• [Task description]:
Copy every line in the entries below, from the line with "List all visible" down to the line with "x-tick-labels: 0 1", including both of those lines, and leave the pictures out.

━━ Given records ━━

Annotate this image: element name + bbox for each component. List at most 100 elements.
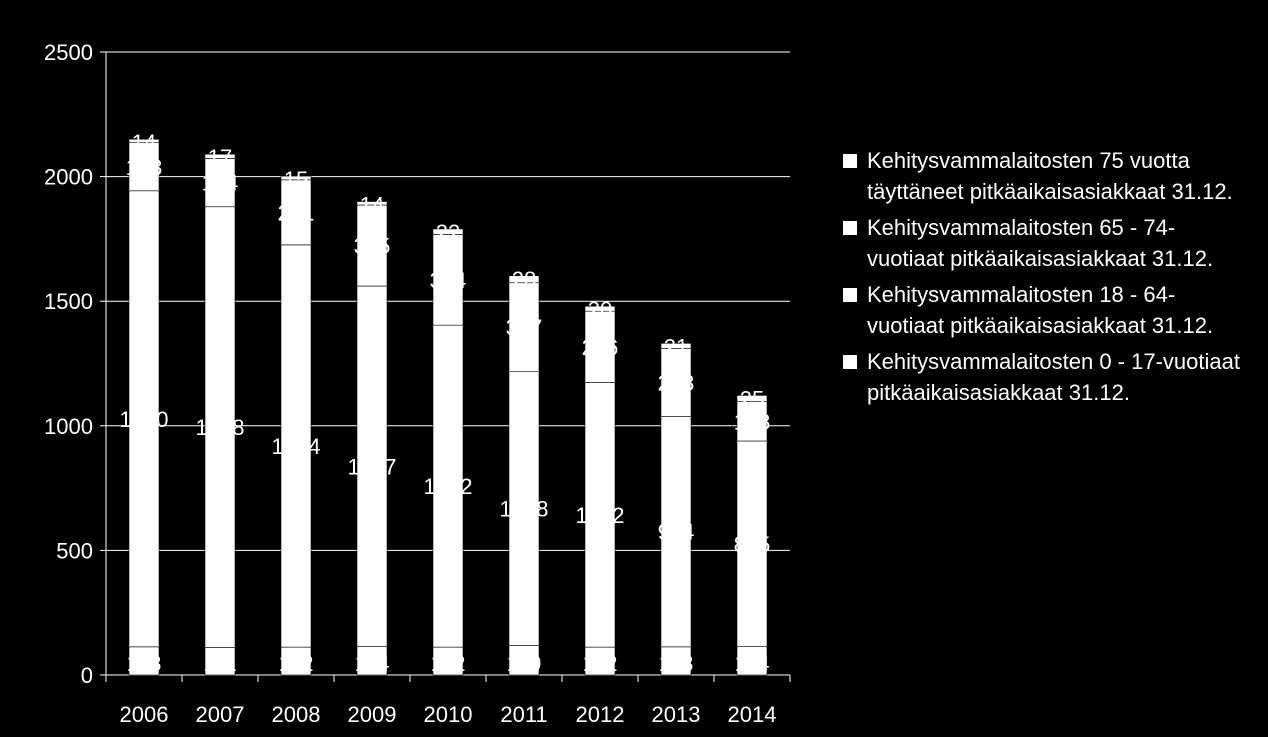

━━━
━━ Given records ━━

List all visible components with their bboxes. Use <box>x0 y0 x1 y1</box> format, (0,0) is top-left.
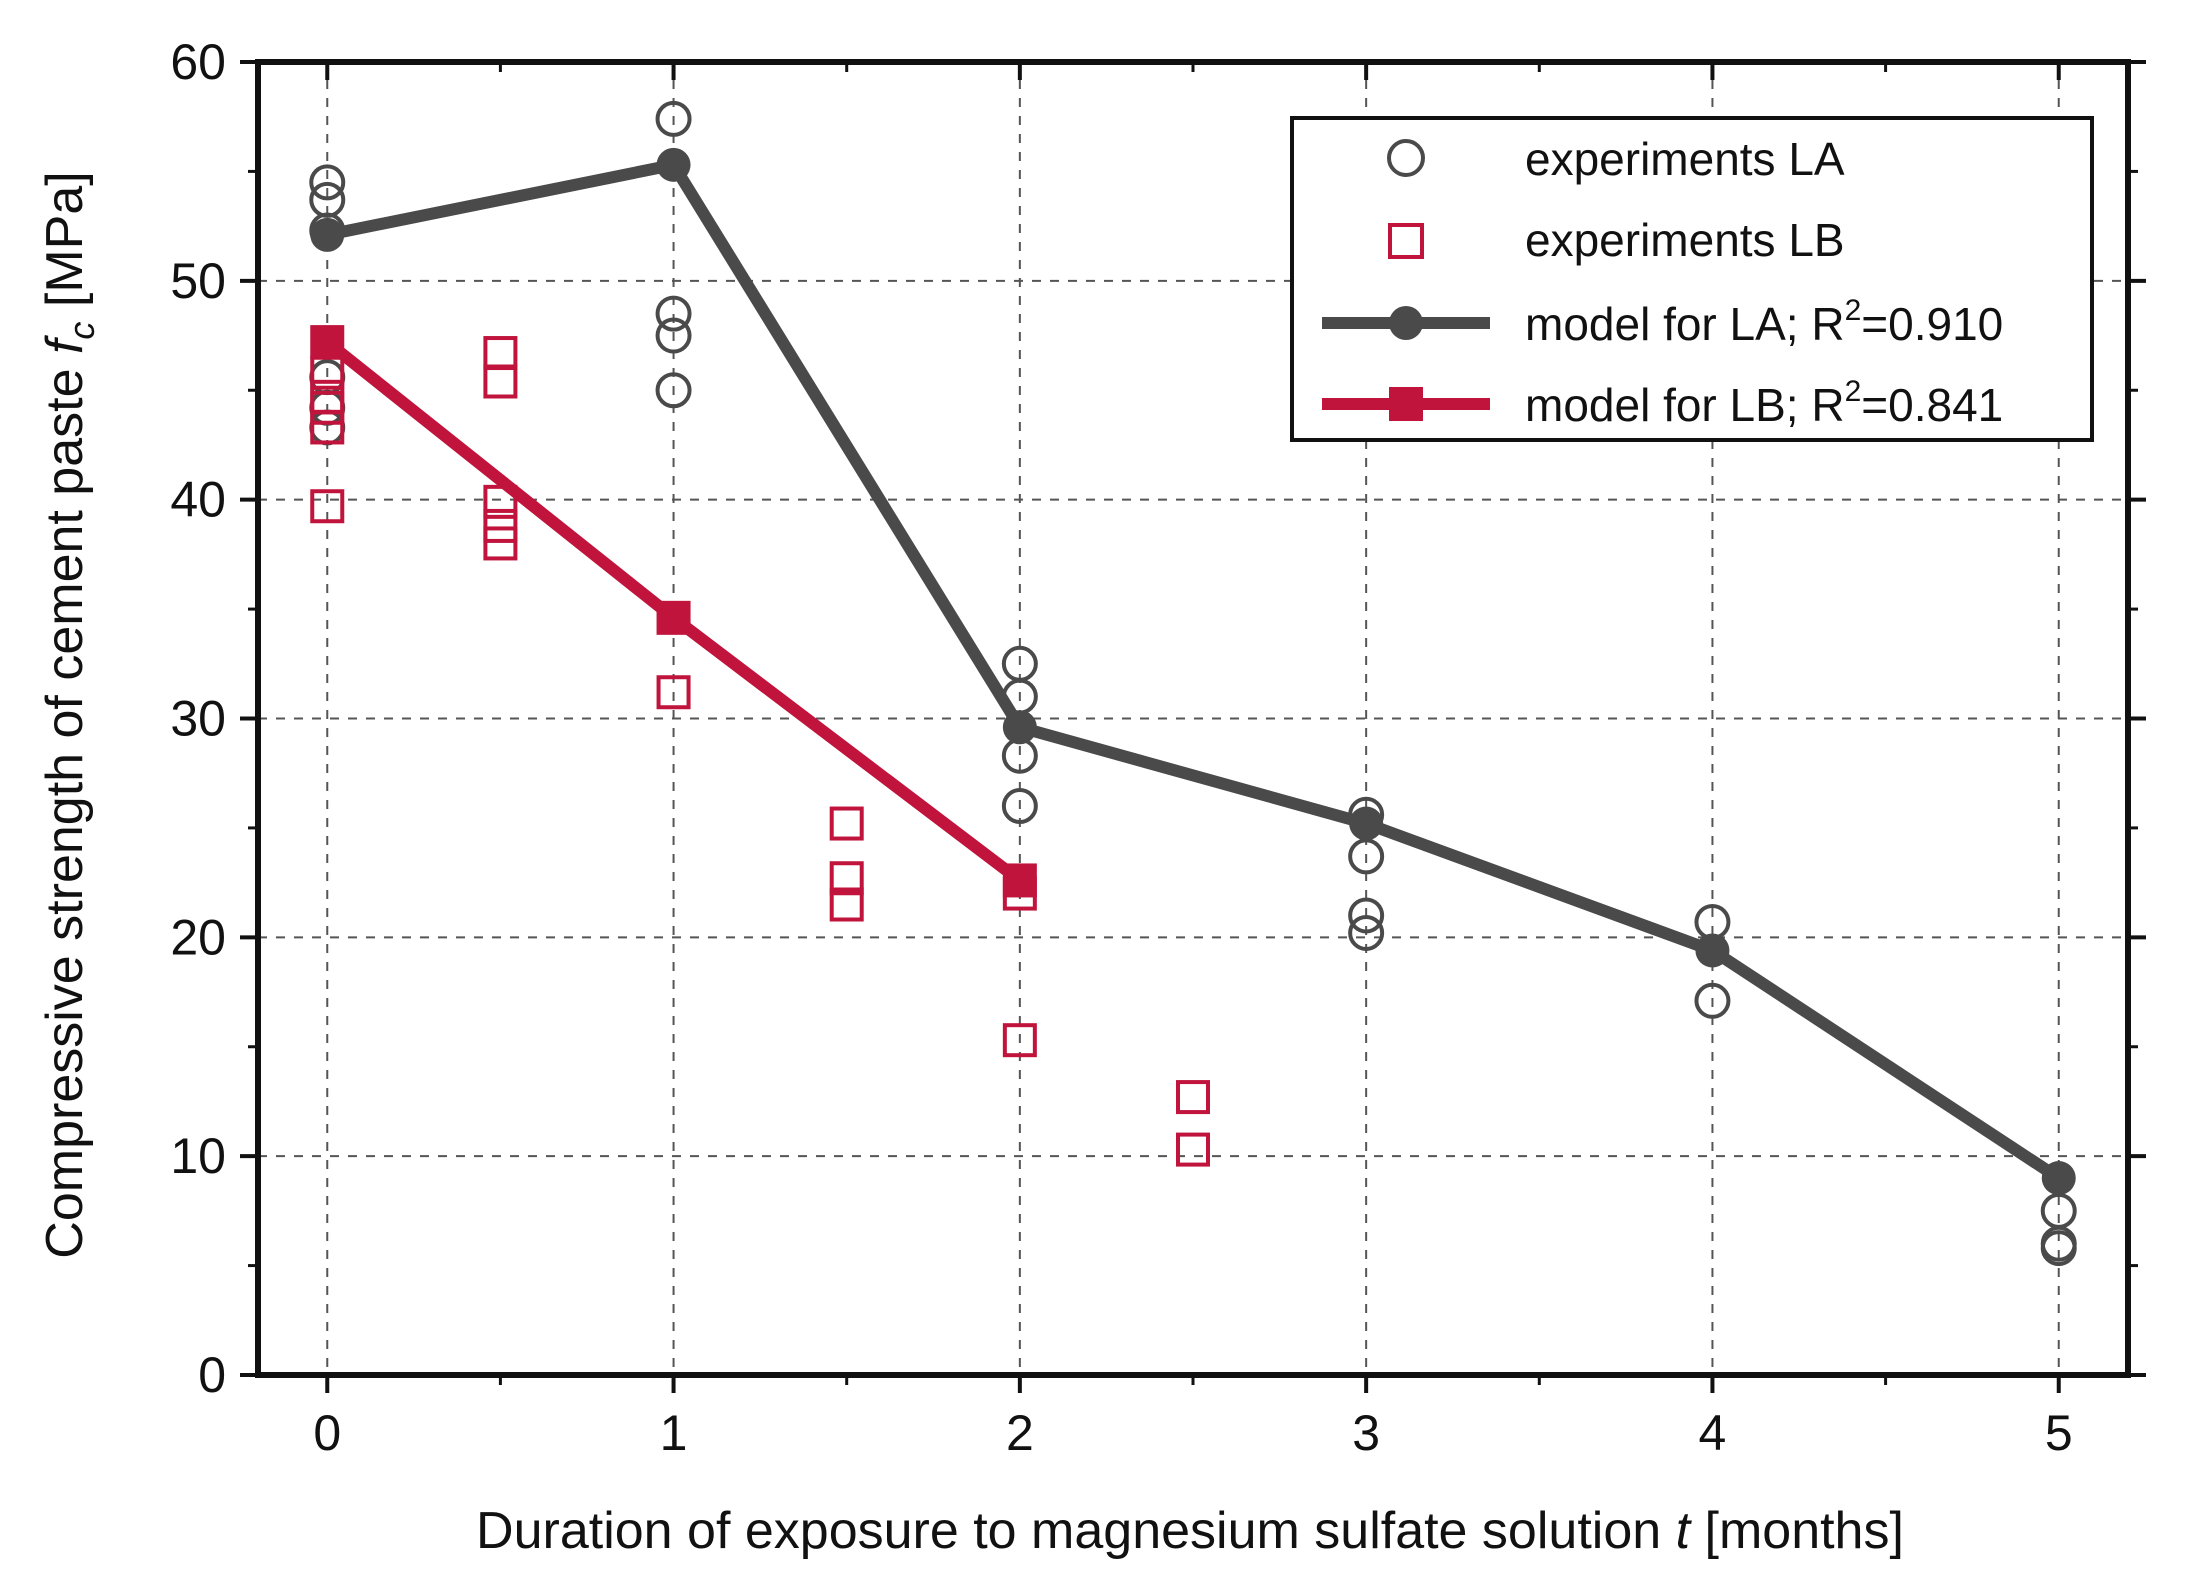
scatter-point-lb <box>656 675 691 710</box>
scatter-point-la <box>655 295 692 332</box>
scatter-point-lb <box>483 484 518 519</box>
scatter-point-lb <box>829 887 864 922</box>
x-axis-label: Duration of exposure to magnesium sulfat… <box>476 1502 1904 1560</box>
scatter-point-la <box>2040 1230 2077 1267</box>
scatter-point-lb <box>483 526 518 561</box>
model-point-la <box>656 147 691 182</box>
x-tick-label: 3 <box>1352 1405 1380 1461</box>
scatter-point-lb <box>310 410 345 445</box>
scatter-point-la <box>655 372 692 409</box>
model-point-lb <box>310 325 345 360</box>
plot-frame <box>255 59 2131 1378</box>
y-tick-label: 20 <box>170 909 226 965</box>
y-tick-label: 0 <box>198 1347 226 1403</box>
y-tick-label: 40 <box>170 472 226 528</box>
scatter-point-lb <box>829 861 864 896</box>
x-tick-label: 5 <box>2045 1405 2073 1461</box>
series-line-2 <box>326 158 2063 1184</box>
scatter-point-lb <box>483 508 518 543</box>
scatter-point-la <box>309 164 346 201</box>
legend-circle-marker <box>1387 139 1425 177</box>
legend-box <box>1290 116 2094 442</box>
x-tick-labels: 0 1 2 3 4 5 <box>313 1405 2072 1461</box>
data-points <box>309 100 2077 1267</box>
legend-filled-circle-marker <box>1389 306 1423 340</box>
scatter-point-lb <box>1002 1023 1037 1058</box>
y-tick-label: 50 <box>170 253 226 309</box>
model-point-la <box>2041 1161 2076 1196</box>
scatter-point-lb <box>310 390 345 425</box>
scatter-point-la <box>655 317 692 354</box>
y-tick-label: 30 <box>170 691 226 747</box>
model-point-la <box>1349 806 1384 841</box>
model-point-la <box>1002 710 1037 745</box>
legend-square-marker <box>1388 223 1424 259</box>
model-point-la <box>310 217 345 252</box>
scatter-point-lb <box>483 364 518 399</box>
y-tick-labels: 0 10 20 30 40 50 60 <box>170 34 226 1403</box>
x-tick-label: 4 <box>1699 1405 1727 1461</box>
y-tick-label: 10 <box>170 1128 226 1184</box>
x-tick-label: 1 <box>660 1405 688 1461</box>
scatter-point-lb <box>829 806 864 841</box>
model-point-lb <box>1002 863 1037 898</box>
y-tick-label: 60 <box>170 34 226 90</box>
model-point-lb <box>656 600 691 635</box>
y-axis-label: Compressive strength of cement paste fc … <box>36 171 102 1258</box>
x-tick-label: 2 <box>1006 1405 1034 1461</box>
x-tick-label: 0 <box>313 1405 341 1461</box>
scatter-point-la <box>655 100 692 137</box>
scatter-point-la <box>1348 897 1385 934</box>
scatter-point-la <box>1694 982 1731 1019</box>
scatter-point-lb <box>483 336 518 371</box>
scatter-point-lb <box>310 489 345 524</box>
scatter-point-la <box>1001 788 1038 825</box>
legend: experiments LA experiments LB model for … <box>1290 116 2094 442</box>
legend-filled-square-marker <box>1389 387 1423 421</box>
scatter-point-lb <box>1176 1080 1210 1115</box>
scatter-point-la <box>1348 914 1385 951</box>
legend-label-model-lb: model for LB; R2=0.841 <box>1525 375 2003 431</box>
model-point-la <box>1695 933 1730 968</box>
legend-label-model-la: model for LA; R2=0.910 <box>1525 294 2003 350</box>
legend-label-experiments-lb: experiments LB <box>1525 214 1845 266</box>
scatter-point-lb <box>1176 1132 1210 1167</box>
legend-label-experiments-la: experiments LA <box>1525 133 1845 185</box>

━━━

• [Final result]:
List all visible components with their bboxes. Use <box>x0 y0 x1 y1</box> format, (0,0) is top-left.
scatter-point-lb <box>656 675 691 710</box>
scatter-point-la <box>655 295 692 332</box>
scatter-point-lb <box>483 484 518 519</box>
scatter-point-lb <box>829 887 864 922</box>
x-axis-label: Duration of exposure to magnesium sulfat… <box>476 1502 1904 1560</box>
scatter-point-la <box>2040 1230 2077 1267</box>
scatter-point-lb <box>483 526 518 561</box>
model-point-la <box>656 147 691 182</box>
x-tick-label: 3 <box>1352 1405 1380 1461</box>
scatter-point-lb <box>310 410 345 445</box>
scatter-point-la <box>655 372 692 409</box>
model-point-lb <box>310 325 345 360</box>
plot-frame <box>255 59 2131 1378</box>
y-tick-label: 20 <box>170 909 226 965</box>
y-tick-label: 0 <box>198 1347 226 1403</box>
y-tick-label: 40 <box>170 472 226 528</box>
scatter-point-lb <box>829 861 864 896</box>
x-tick-label: 5 <box>2045 1405 2073 1461</box>
series-line-2 <box>326 158 2063 1184</box>
scatter-point-lb <box>483 508 518 543</box>
scatter-point-la <box>309 164 346 201</box>
legend-circle-marker <box>1387 139 1425 177</box>
legend-box <box>1290 116 2094 442</box>
x-tick-labels: 0 1 2 3 4 5 <box>313 1405 2072 1461</box>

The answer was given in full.